Gather all lines with the word "Anmälan" in them.

Collected data entries:
|---|

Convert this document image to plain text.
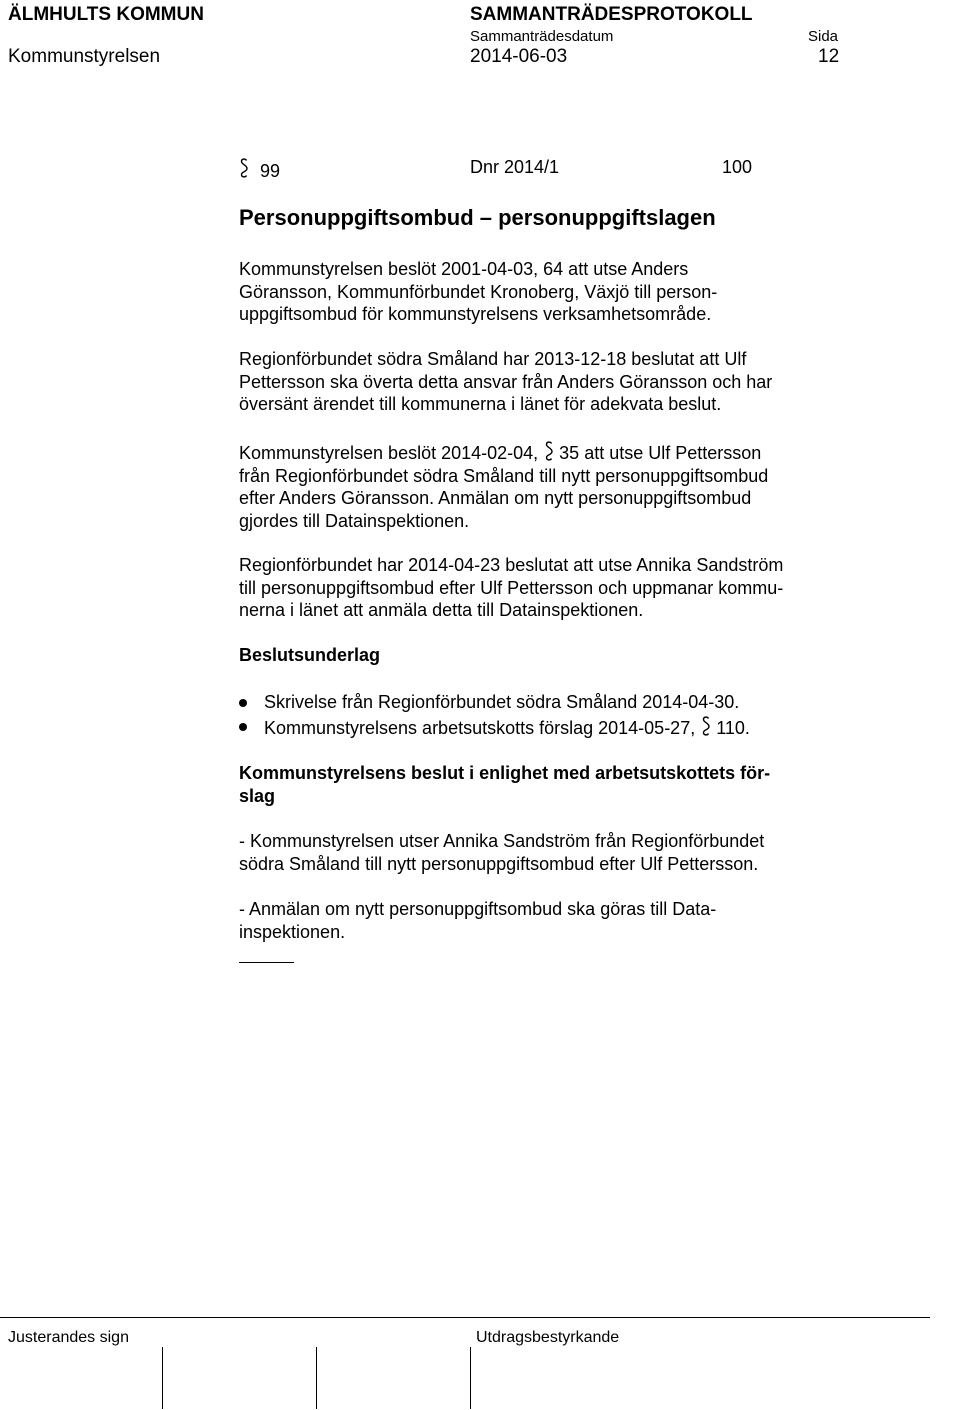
ÄLMHULTS KOMMUN	SAMMANTRÄDESPROTOKOLL
Sammanträdesdatum	Sida
Kommunstyrelsen	2014-06-03	12
99	Dnr 2014/1	100
Personuppgiftsombud – personuppgiftslagen
Kommunstyrelsen beslöt 2001-04-03, 64 att utse Anders
Göransson, Kommunförbundet Kronoberg, Växjö till person-
uppgiftsombud för kommunstyrelsens verksamhetsområde.
Regionförbundet södra Småland har 2013-12-18 beslutat att Ulf
Pettersson ska överta detta ansvar från Anders Göransson och har
översänt ärendet till kommunerna i länet för adekvata beslut.
Kommunstyrelsen beslöt 2014-02-04,
35 att utse Ulf Pettersson
från Regionförbundet södra Småland till nytt personuppgiftsombud
efter Anders Göransson. Anmälan om nytt personuppgiftsombud
gjordes till Datainspektionen.
Regionförbundet har 2014-04-23 beslutat att utse Annika Sandström
till personuppgiftsombud efter Ulf Pettersson och uppmanar kommu-
nerna i länet att anmäla detta till Datainspektionen.
Beslutsunderlag
Skrivelse från Regionförbundet södra Småland 2014-04-30.
Kommunstyrelsens arbetsutskotts förslag 2014-05-27,
110.
Kommunstyrelsens beslut i enlighet med arbetsutskottets för-
slag
- Kommunstyrelsen utser Annika Sandström från Regionförbundet
södra Småland till nytt personuppgiftsombud efter Ulf Pettersson.
- Anmälan om nytt personuppgiftsombud ska göras till Data-
inspektionen.
Justerandes sign	Utdragsbestyrkande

|---|

OUTPUT OF THE EXERCISE:
efter Anders Göransson. Anmälan om nytt personuppgiftsombud
- Anmälan om nytt personuppgiftsombud ska göras till Data-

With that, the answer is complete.